The problems provoked by the increased error rate, lower service life, larger memory page size, and larger MLC cell (3 or even 4 bits) all require more effective ECC units and make the design and operation of the flash memory controller far more sophisticated. Maybe this is why the backward compatibility of future high-speed NAND chips with existing controllers is so important?

The controllers will have to get smarter as the result. For example, some section of a memory chip may be defective. It may be a line or a column or something else. Factory testing doesn’t always reveal such problems whereas a deeper test would be more expensive. SandForce, a manufacturer of flash memory controllers, suggests that future controllers are going to be equipped with a system of fault tolerance. RAID arrays are the best mechanism of fault tolerance available today, so future SSD controllers will have to incorporate on-die elements of RAID architecture.

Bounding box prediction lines
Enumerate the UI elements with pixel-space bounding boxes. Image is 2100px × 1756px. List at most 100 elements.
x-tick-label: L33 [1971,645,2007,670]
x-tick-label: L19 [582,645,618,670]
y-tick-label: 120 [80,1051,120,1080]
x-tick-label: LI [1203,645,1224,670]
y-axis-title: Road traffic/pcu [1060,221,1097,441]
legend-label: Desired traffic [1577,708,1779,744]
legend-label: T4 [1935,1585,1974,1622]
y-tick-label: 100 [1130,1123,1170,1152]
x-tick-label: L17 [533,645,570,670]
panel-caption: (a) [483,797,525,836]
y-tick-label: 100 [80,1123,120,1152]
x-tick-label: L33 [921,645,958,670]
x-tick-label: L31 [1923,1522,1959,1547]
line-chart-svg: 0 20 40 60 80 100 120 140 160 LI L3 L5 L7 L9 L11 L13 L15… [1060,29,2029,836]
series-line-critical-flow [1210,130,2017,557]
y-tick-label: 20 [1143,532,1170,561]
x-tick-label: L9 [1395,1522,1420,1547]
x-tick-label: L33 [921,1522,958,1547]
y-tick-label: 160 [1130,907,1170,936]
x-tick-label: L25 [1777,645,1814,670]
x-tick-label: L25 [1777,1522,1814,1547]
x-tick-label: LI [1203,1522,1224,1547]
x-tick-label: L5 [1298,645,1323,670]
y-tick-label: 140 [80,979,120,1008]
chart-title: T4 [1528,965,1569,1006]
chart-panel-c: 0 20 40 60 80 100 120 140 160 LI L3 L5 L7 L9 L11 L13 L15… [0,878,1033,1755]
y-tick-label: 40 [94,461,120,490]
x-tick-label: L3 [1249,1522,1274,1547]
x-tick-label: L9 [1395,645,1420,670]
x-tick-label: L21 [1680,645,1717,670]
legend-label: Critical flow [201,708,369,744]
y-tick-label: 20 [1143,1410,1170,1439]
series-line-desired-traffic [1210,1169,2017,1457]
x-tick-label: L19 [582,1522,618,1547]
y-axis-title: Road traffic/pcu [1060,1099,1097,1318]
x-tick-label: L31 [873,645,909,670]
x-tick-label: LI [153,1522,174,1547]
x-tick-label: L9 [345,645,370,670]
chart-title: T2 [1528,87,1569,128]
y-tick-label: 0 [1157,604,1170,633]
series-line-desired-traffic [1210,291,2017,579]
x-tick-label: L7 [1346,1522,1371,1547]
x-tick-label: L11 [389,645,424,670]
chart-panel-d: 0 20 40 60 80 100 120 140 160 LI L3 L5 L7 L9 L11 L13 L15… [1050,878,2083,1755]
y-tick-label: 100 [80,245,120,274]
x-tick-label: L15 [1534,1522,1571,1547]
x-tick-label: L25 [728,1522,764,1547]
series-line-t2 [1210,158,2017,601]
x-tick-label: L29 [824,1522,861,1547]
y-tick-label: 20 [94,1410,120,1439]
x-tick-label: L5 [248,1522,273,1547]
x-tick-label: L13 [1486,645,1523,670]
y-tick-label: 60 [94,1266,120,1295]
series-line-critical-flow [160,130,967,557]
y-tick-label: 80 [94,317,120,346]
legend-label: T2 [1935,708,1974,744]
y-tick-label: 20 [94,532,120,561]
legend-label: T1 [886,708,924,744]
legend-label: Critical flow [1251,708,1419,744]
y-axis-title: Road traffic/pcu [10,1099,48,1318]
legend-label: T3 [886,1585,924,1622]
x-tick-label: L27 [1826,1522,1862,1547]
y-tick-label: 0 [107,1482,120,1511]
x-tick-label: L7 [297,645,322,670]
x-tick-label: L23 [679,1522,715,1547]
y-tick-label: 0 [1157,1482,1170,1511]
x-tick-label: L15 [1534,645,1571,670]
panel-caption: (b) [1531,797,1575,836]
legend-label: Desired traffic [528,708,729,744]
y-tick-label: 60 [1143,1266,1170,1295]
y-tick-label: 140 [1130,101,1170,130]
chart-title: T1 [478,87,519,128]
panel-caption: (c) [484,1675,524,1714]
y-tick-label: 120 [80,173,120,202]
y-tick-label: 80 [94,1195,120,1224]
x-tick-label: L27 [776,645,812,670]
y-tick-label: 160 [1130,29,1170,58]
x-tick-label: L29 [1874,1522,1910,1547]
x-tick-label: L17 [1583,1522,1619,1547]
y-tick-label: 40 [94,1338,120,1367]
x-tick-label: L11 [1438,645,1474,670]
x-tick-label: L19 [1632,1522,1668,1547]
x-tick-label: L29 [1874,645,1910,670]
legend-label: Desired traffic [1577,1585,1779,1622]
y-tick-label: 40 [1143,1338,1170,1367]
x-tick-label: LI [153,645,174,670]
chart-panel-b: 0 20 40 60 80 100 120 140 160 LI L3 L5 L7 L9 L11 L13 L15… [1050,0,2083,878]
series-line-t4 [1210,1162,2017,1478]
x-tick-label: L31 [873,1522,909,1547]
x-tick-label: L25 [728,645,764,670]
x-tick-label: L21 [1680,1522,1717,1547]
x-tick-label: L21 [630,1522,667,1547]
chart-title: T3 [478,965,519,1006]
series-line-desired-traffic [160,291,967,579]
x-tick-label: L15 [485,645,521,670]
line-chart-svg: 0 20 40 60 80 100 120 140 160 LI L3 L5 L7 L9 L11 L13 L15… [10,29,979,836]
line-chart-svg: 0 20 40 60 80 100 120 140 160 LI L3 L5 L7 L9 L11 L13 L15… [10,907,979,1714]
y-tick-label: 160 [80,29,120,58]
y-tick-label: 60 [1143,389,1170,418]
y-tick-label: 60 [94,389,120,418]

▸ **Activity list**
**1)** Print the part of the passage on flash memory controllers starting with "The controllers will" and going on through "of RAID architecture.".
**2)** Write what follows in the passage on flash memory controllers, continuing after its final sentence.

▸ **Results in order**
**1)**
The controllers will have to get smarter as the result. For example, some section of a memory chip may be defective. It may be a line or a column or something else. Factory testing doesn’t always reveal such problems whereas a deeper test would be more expensive. SandForce, a manufacturer of flash memory controllers, suggests that future controllers are going to be equipped with a system of fault tolerance. RAID arrays are the best mechanism of fault tolerance available today, so future SSD controllers will have to incorporate on-die elements of RAID architecture.

**2)**
As another notable improvement in controllers, the internal SRAM and external DRAM buffer are going to be replaced with internal nonvolatile memory (SandForce has already given up an external DRAM buffer in its controllers). The nonvolatile buffer may be based on such perspective flash memory types as resistive ReRAM (the so-called memristor), magnetoresistive memory (MRAM) or phase-change RAM. As opposed to NAND flash, these memory types are considered “eternal”. They are also fast enough to serve as buffer memory. Of course, such a buffer wouldn’t be affected by power failures. In the long-term perspective, not only the buffer but also the whole SSD can be transferred to new memory types such as the mentioned three.

There is also a concept of burning NAND flash cells with variable speed to achieve more flexibility in the operation of SSDs. The concept of adjustable dynamic and static performance allows producing SSDs tailored specifically to different applications. If you need the maximum speed even though the service life is short, you can use static performance. If you need the maximum service life and want the peak speed in some situations only, you can use adjustable dynamic performance.

Thus, the flash memory cells will slow down in noncritical tasks but will offer their best performance when you need it.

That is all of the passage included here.